Stored records:
::::
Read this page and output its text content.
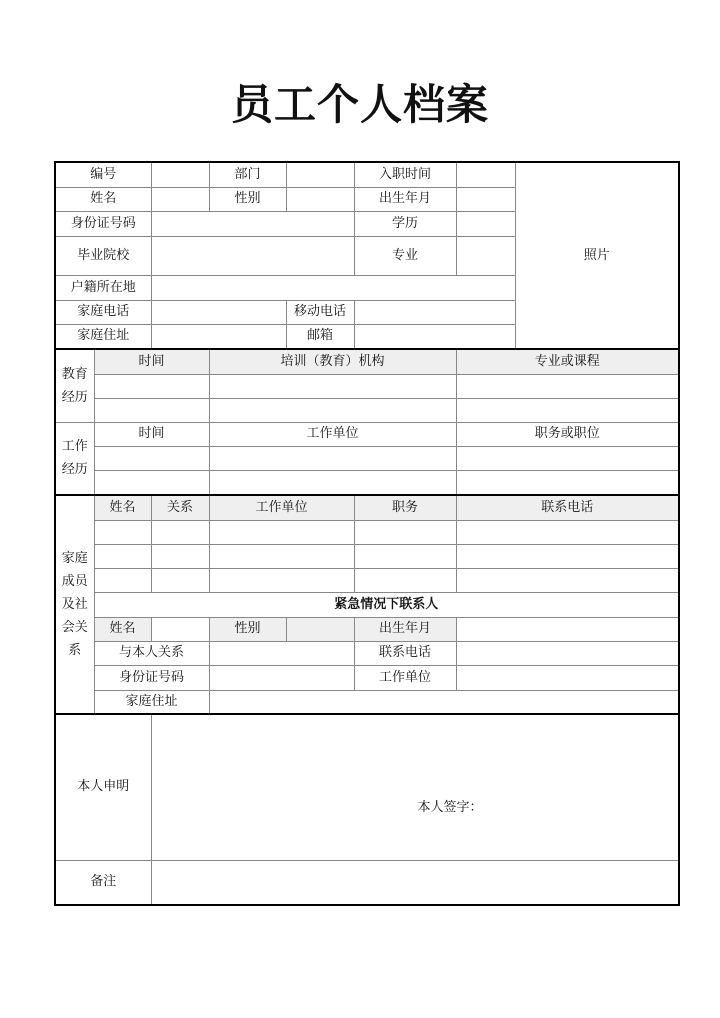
员工个人档案
编号			部门		入职时间		照片
姓名			性别		出生年月		
身份证号码					学历		
毕业院校					专业		
户籍所在地							
家庭电话				移动电话			
家庭住址				邮箱			
教育
经历	时间		培训（教育）机构			专业或课程	

工作
经历	时间		工作单位			职务或职位	

家庭
成员
及社
会关
系	姓名	关系	工作单位		职务	联系电话	

	紧急情况下联系人						
	姓名		性别		出生年月		
	与本人关系				联系电话		
	身份证号码				工作单位		
	家庭住址						
本人申明		本人签字：					

备注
::::
▸ **Stated goal**: Every entry above is to be set down exactly; the pictures are to be left out.

▸ **Reply to the exercise**:
Read this page and output its text content.
员工个人档案
编号			部门		入职时间		照片
姓名			性别		出生年月		
身份证号码					学历		
毕业院校					专业		
户籍所在地							
家庭电话				移动电话			
家庭住址				邮箱			
教育
经历	时间		培训（教育）机构			专业或课程	

工作
经历	时间		工作单位			职务或职位	

家庭
成员
及社
会关
系	姓名	关系	工作单位		职务	联系电话	

	紧急情况下联系人						
	姓名		性别		出生年月		
	与本人关系				联系电话		
	身份证号码				工作单位		
	家庭住址						
本人申明		本人签字：					

备注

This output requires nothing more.